EXERCISE DETAILS - Only a number is wanted here: the number of lines of the data that include "Limitleri".

MATERIAL SHOWN -
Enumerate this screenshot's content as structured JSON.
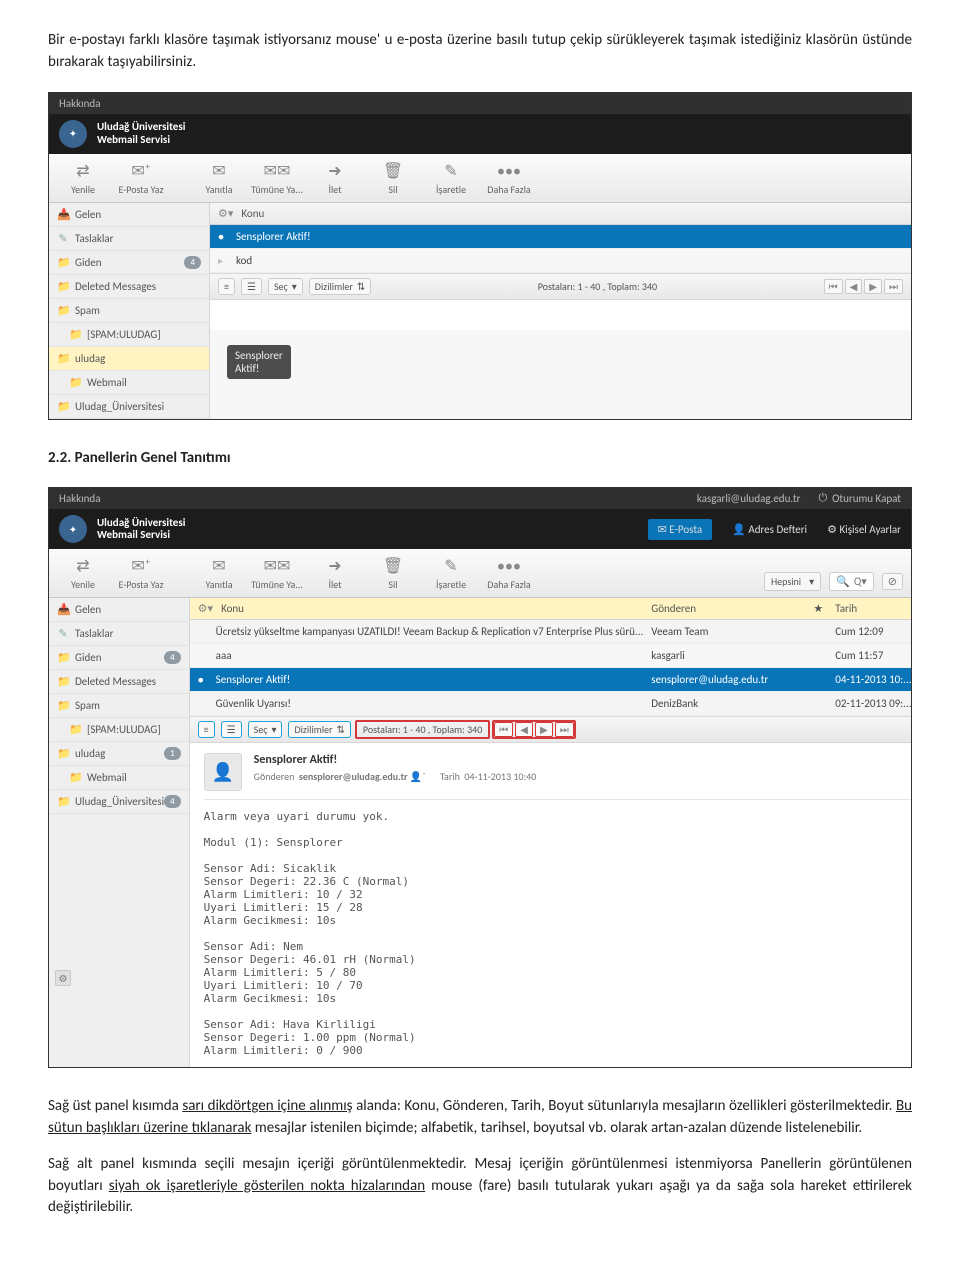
{
  "doc": {
    "p1": "Bir e-postayı farklı klasöre taşımak istiyorsanız mouse' u e-posta üzerine basılı tutup çekip sürükleyerek taşımak istediğiniz klasörün üstünde bırakarak taşıyabilirsiniz.",
    "section_num": "2.2.",
    "section_title": "Panellerin Genel Tanıtımı",
    "p2a": "Sağ üst panel kısımda ",
    "p2b": "sarı dikdörtgen içine alınmış",
    "p2c": " alanda: Konu, Gönderen, Tarih, Boyut sütunlarıyla mesajların özellikleri gösterilmektedir. ",
    "p2d": "Bu sütun başlıkları üzerine tıklanarak",
    "p2e": " mesajlar istenilen biçimde; alfabetik, tarihsel, boyutsal vb. olarak artan-azalan düzende listelenebilir.",
    "p3a": "Sağ alt panel kısmında seçili mesajın içeriği görüntülenmektedir. Mesaj içeriğin görüntülenmesi istenmiyorsa Panellerin görüntülenen boyutları ",
    "p3b": "siyah ok işaretleriyle gösterilen nokta hizalarından",
    "p3c": " mouse (fare) basılı tutularak yukarı aşağı ya da sağa sola hareket ettirilerek değiştirilebilir."
  },
  "app": {
    "about": "Hakkında",
    "brand1": "Uludağ Üniversitesi",
    "brand2": "Webmail Servisi",
    "user": "kasgarli@uludag.edu.tr",
    "logout": "Oturumu Kapat",
    "nav_mail": "E-Posta",
    "nav_contacts": "Adres Defteri",
    "nav_settings": "Kişisel Ayarlar"
  },
  "tb": {
    "refresh": "Yenile",
    "compose": "E-Posta Yaz",
    "reply": "Yanıtla",
    "replyall": "Tümüne Ya...",
    "forward": "İlet",
    "delete": "Sil",
    "mark": "İşaretle",
    "more": "Daha Fazla",
    "filter": "Hepsini",
    "search_hint": "Q▾"
  },
  "folders": {
    "inbox": "Gelen",
    "drafts": "Taslaklar",
    "sent": "Giden",
    "deleted": "Deleted Messages",
    "spam": "Spam",
    "spam_sub": "[SPAM:ULUDAG]",
    "uludag": "uludag",
    "webmail": "Webmail",
    "uuniv": "Uludag_Üniversitesi",
    "badge_sent": "4",
    "badge_uludag": "1",
    "badge_uuniv": "4"
  },
  "list": {
    "gear": "⚙",
    "conf": "Seç",
    "sort": "Dizilimler",
    "status": "Postaları: 1 - 40 , Toplam: 340",
    "col_subject": "Konu",
    "col_from": "Gönderen",
    "col_star": "★",
    "col_date": "Tarih"
  },
  "shot1": {
    "r1_sub": "Sensplorer Aktif!",
    "r2_sub": "kod",
    "tooltip": "Sensplorer Aktif!"
  },
  "shot2": {
    "r1_sub": "Ücretsiz yükseltme kampanyası UZATILDI! Veeam Backup & Replication v7 Enterprise Plus sürü...",
    "r1_from": "Veeam Team",
    "r1_date": "Cum 12:09",
    "r2_sub": "aaa",
    "r2_from": "kasgarli",
    "r2_date": "Cum 11:57",
    "r3_sub": "Sensplorer Aktif!",
    "r3_from": "sensplorer@uludag.edu.tr",
    "r3_date": "04-11-2013 10:...",
    "r4_sub": "Güvenlik Uyarısı!",
    "r4_from": "DenizBank",
    "r4_date": "02-11-2013 09:..."
  },
  "preview": {
    "subject": "Sensplorer Aktif!",
    "from_label": "Gönderen",
    "from_val": "sensplorer@uludag.edu.tr",
    "date_label": "Tarih",
    "date_val": "04-11-2013 10:40",
    "l0": "Alarm veya uyari durumu yok.",
    "l1": "Modul (1): Sensplorer",
    "l2": "Sensor Adi: Sicaklik",
    "l3": "Sensor Degeri: 22.36 C (Normal)",
    "l4": "Alarm Limitleri: 10 / 32",
    "l5": "Uyari Limitleri: 15 / 28",
    "l6": "Alarm Gecikmesi: 10s",
    "l7": "Sensor Adi: Nem",
    "l8": "Sensor Degeri: 46.01 rH (Normal)",
    "l9": "Alarm Limitleri: 5 / 80",
    "l10": "Uyari Limitleri: 10 / 70",
    "l11": "Alarm Gecikmesi: 10s",
    "l12": "Sensor Adi: Hava Kirliligi",
    "l13": "Sensor Degeri: 1.00 ppm (Normal)",
    "l14": "Alarm Limitleri: 0 / 900"
  }
}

FINISHED ANSWER - 5